# Source records
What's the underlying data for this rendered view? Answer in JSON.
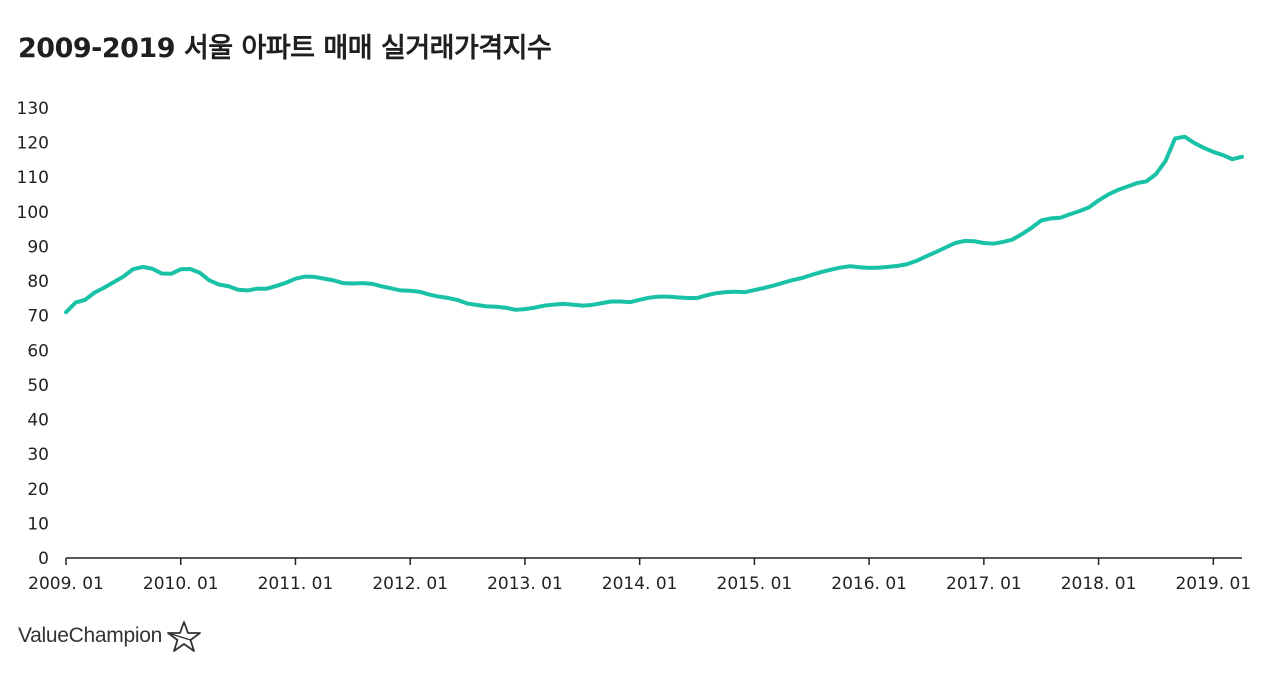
{
  "chart_data": {
    "type": "line",
    "title": "2009-2019 서울 아파트 매매 실거래가격지수",
    "xlabel": "",
    "ylabel": "",
    "ylim": [
      0,
      130
    ],
    "yticks": [
      0,
      10,
      20,
      30,
      40,
      50,
      60,
      70,
      80,
      90,
      100,
      110,
      120,
      130
    ],
    "xtick_labels": [
      "2009. 01",
      "2010. 01",
      "2011. 01",
      "2012. 01",
      "2013. 01",
      "2014. 01",
      "2015. 01",
      "2016. 01",
      "2017. 01",
      "2018. 01",
      "2019. 01"
    ],
    "x_start": "2009-01",
    "x_end": "2019-03",
    "color": "#19c2a6",
    "series": [
      {
        "name": "서울 아파트 매매 실거래가격지수",
        "values": [
          71.0,
          73.8,
          74.6,
          76.7,
          78.1,
          79.7,
          81.3,
          83.4,
          84.1,
          83.6,
          82.2,
          82.1,
          83.4,
          83.5,
          82.4,
          80.2,
          79.0,
          78.5,
          77.5,
          77.3,
          77.8,
          77.8,
          78.6,
          79.5,
          80.7,
          81.3,
          81.2,
          80.7,
          80.2,
          79.4,
          79.3,
          79.4,
          79.2,
          78.5,
          77.9,
          77.3,
          77.2,
          76.9,
          76.1,
          75.5,
          75.1,
          74.5,
          73.5,
          73.1,
          72.7,
          72.6,
          72.3,
          71.7,
          71.9,
          72.3,
          72.9,
          73.2,
          73.4,
          73.2,
          72.9,
          73.1,
          73.6,
          74.1,
          74.1,
          73.9,
          74.6,
          75.2,
          75.5,
          75.5,
          75.3,
          75.1,
          75.1,
          75.9,
          76.5,
          76.8,
          76.9,
          76.8,
          77.4,
          78.0,
          78.7,
          79.5,
          80.3,
          80.9,
          81.8,
          82.6,
          83.3,
          83.9,
          84.3,
          84.0,
          83.8,
          83.9,
          84.1,
          84.4,
          84.9,
          85.9,
          87.2,
          88.4,
          89.7,
          91.0,
          91.6,
          91.5,
          91.0,
          90.8,
          91.3,
          92.0,
          93.6,
          95.4,
          97.5,
          98.1,
          98.3,
          99.3,
          100.2,
          101.3,
          103.3,
          105.0,
          106.3,
          107.3,
          108.3,
          108.8,
          110.9,
          114.7,
          121.2,
          121.7,
          119.9,
          118.5,
          117.3,
          116.4,
          115.2,
          115.9
        ]
      }
    ]
  },
  "brand": {
    "name": "ValueChampion"
  }
}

# Problem description
Pull out every line of the entries that includes the word "name".

# Solution to this problem
        "name": "서울 아파트 매매 실거래가격지수",
    "name": "ValueChampion"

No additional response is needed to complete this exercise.